WHAT THE EXERCISE ASKS:
Only lines with the word "ylabel" are needed; collect each of them from the listing below.

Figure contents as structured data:
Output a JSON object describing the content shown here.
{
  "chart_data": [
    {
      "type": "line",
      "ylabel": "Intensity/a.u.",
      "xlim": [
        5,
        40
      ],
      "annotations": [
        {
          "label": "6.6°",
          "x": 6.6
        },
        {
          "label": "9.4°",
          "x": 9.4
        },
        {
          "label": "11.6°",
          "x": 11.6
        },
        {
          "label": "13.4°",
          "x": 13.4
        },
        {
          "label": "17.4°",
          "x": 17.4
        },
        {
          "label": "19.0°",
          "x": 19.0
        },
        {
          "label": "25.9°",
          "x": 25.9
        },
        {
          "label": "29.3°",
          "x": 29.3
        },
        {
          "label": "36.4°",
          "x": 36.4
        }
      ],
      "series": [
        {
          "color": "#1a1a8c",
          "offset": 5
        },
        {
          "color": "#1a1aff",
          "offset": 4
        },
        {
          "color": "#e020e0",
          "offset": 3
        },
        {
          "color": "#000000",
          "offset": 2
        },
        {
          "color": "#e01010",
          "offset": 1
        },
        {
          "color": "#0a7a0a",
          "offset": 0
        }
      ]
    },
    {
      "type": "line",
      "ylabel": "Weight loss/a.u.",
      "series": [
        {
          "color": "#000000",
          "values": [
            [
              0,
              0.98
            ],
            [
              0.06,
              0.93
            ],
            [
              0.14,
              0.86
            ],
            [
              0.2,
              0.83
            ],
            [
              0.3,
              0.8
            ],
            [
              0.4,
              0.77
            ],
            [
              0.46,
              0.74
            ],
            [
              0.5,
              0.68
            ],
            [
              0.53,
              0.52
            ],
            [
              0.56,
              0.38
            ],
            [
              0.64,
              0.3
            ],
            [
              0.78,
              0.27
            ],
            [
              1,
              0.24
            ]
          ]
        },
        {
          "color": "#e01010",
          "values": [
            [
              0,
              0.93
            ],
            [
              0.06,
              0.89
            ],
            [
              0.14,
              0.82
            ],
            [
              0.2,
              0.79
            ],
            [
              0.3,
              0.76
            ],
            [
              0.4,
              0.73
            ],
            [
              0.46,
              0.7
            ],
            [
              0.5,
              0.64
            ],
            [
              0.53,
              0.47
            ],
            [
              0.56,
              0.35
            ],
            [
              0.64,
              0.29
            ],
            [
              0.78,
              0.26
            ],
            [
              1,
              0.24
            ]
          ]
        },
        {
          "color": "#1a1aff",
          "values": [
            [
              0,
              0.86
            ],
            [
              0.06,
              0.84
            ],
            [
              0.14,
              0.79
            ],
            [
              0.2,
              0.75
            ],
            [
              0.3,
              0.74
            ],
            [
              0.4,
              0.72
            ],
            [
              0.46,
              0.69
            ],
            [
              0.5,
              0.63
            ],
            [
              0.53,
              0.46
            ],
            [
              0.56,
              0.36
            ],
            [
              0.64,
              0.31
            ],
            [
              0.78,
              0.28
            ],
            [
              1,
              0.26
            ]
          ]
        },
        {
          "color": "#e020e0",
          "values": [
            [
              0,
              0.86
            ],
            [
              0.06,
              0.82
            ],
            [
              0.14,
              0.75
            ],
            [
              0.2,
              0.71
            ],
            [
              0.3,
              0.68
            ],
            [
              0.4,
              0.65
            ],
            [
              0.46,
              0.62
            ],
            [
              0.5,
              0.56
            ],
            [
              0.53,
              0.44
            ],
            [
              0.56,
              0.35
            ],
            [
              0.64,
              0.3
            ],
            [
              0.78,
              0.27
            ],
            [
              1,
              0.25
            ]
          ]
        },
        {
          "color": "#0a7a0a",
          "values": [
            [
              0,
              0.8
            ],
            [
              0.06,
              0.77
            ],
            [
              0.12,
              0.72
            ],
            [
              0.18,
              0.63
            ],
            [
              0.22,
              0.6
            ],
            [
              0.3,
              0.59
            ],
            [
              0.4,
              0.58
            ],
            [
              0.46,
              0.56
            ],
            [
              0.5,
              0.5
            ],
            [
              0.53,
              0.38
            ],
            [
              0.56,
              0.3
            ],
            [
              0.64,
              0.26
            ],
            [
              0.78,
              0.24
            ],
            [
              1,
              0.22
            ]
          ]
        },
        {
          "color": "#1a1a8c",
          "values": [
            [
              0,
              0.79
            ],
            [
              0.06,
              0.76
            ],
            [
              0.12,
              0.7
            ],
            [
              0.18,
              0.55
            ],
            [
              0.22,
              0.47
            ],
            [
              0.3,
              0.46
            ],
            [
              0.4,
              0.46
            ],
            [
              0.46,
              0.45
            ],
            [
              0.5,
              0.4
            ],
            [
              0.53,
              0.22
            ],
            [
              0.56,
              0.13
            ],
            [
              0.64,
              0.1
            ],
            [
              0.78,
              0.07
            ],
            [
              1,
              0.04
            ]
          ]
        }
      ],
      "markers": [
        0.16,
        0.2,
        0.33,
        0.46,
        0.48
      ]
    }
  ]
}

ANSWER TO THE EXERCISE:
      "ylabel": "Intensity/a.u.",
      "ylabel": "Weight loss/a.u.",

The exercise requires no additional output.